What is being asked
Repeat all of the records verbatim.

Data rows

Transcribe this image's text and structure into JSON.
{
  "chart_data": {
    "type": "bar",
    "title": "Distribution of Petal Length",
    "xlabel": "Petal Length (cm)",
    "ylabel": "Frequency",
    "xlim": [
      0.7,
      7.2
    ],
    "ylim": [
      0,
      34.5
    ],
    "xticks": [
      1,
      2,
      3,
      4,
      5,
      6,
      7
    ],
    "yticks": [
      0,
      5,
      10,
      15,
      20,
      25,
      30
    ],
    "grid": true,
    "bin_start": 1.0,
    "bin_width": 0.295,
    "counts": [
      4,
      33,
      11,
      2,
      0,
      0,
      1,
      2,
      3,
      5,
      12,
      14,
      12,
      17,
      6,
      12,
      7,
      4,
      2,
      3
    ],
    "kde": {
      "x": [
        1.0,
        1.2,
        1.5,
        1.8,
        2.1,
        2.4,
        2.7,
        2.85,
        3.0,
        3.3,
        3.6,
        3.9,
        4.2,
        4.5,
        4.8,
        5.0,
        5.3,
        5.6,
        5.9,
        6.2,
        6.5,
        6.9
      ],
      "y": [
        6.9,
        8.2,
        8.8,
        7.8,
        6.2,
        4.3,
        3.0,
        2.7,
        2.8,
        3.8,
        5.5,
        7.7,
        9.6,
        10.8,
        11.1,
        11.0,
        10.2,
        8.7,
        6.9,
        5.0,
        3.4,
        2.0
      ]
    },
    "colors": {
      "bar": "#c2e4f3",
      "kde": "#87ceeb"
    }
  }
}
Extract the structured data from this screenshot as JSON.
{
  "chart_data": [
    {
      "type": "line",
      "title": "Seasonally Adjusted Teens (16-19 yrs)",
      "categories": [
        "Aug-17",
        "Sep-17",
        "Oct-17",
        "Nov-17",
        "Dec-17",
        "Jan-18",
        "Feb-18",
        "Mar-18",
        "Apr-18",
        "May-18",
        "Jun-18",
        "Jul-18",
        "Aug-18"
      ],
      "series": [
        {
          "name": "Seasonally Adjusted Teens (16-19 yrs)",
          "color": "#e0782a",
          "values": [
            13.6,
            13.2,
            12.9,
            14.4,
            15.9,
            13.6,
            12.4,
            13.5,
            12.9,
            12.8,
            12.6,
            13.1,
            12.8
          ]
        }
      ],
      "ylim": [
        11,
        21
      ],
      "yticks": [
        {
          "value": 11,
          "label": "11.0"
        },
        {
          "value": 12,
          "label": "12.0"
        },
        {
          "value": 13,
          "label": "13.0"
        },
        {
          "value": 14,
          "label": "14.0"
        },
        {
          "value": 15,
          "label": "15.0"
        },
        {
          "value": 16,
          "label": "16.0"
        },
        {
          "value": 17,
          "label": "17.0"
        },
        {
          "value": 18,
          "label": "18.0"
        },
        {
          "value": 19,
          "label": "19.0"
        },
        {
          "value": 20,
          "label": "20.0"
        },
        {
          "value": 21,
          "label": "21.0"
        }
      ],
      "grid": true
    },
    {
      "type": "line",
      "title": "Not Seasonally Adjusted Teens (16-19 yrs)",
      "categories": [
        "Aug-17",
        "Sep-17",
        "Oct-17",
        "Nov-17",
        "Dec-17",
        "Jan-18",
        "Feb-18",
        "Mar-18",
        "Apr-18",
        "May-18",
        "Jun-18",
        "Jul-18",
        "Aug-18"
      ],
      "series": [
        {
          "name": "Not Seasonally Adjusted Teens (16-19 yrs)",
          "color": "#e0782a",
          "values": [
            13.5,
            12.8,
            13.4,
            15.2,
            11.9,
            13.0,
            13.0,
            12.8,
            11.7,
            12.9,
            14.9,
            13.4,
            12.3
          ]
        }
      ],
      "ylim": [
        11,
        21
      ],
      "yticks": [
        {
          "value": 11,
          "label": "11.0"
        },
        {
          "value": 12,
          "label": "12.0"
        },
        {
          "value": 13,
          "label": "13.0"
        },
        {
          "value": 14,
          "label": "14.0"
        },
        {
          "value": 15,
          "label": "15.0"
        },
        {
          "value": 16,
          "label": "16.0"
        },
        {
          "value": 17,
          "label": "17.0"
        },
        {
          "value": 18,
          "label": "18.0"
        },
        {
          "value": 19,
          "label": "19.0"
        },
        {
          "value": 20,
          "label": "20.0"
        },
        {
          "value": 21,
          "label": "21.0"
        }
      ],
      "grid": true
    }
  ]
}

The result
Transcribe this image's text and structure into JSON.
{
  "chart_data": {
    "type": "bar",
    "title": "Distribution of Petal Length",
    "xlabel": "Petal Length (cm)",
    "ylabel": "Frequency",
    "xlim": [
      0.7,
      7.2
    ],
    "ylim": [
      0,
      34.5
    ],
    "xticks": [
      1,
      2,
      3,
      4,
      5,
      6,
      7
    ],
    "yticks": [
      0,
      5,
      10,
      15,
      20,
      25,
      30
    ],
    "grid": true,
    "bin_start": 1.0,
    "bin_width": 0.295,
    "counts": [
      4,
      33,
      11,
      2,
      0,
      0,
      1,
      2,
      3,
      5,
      12,
      14,
      12,
      17,
      6,
      12,
      7,
      4,
      2,
      3
    ],
    "kde": {
      "x": [
        1.0,
        1.2,
        1.5,
        1.8,
        2.1,
        2.4,
        2.7,
        2.85,
        3.0,
        3.3,
        3.6,
        3.9,
        4.2,
        4.5,
        4.8,
        5.0,
        5.3,
        5.6,
        5.9,
        6.2,
        6.5,
        6.9
      ],
      "y": [
        6.9,
        8.2,
        8.8,
        7.8,
        6.2,
        4.3,
        3.0,
        2.7,
        2.8,
        3.8,
        5.5,
        7.7,
        9.6,
        10.8,
        11.1,
        11.0,
        10.2,
        8.7,
        6.9,
        5.0,
        3.4,
        2.0
      ]
    },
    "colors": {
      "bar": "#c2e4f3",
      "kde": "#87ceeb"
    }
  }
}
Extract the structured data from this screenshot as JSON.
{
  "chart_data": [
    {
      "type": "line",
      "title": "Seasonally Adjusted Teens (16-19 yrs)",
      "categories": [
        "Aug-17",
        "Sep-17",
        "Oct-17",
        "Nov-17",
        "Dec-17",
        "Jan-18",
        "Feb-18",
        "Mar-18",
        "Apr-18",
        "May-18",
        "Jun-18",
        "Jul-18",
        "Aug-18"
      ],
      "series": [
        {
          "name": "Seasonally Adjusted Teens (16-19 yrs)",
          "color": "#e0782a",
          "values": [
            13.6,
            13.2,
            12.9,
            14.4,
            15.9,
            13.6,
            12.4,
            13.5,
            12.9,
            12.8,
            12.6,
            13.1,
            12.8
          ]
        }
      ],
      "ylim": [
        11,
        21
      ],
      "yticks": [
        {
          "value": 11,
          "label": "11.0"
        },
        {
          "value": 12,
          "label": "12.0"
        },
        {
          "value": 13,
          "label": "13.0"
        },
        {
          "value": 14,
          "label": "14.0"
        },
        {
          "value": 15,
          "label": "15.0"
        },
        {
          "value": 16,
          "label": "16.0"
        },
        {
          "value": 17,
          "label": "17.0"
        },
        {
          "value": 18,
          "label": "18.0"
        },
        {
          "value": 19,
          "label": "19.0"
        },
        {
          "value": 20,
          "label": "20.0"
        },
        {
          "value": 21,
          "label": "21.0"
        }
      ],
      "grid": true
    },
    {
      "type": "line",
      "title": "Not Seasonally Adjusted Teens (16-19 yrs)",
      "categories": [
        "Aug-17",
        "Sep-17",
        "Oct-17",
        "Nov-17",
        "Dec-17",
        "Jan-18",
        "Feb-18",
        "Mar-18",
        "Apr-18",
        "May-18",
        "Jun-18",
        "Jul-18",
        "Aug-18"
      ],
      "series": [
        {
          "name": "Not Seasonally Adjusted Teens (16-19 yrs)",
          "color": "#e0782a",
          "values": [
            13.5,
            12.8,
            13.4,
            15.2,
            11.9,
            13.0,
            13.0,
            12.8,
            11.7,
            12.9,
            14.9,
            13.4,
            12.3
          ]
        }
      ],
      "ylim": [
        11,
        21
      ],
      "yticks": [
        {
          "value": 11,
          "label": "11.0"
        },
        {
          "value": 12,
          "label": "12.0"
        },
        {
          "value": 13,
          "label": "13.0"
        },
        {
          "value": 14,
          "label": "14.0"
        },
        {
          "value": 15,
          "label": "15.0"
        },
        {
          "value": 16,
          "label": "16.0"
        },
        {
          "value": 17,
          "label": "17.0"
        },
        {
          "value": 18,
          "label": "18.0"
        },
        {
          "value": 19,
          "label": "19.0"
        },
        {
          "value": 20,
          "label": "20.0"
        },
        {
          "value": 21,
          "label": "21.0"
        }
      ],
      "grid": true
    }
  ]
}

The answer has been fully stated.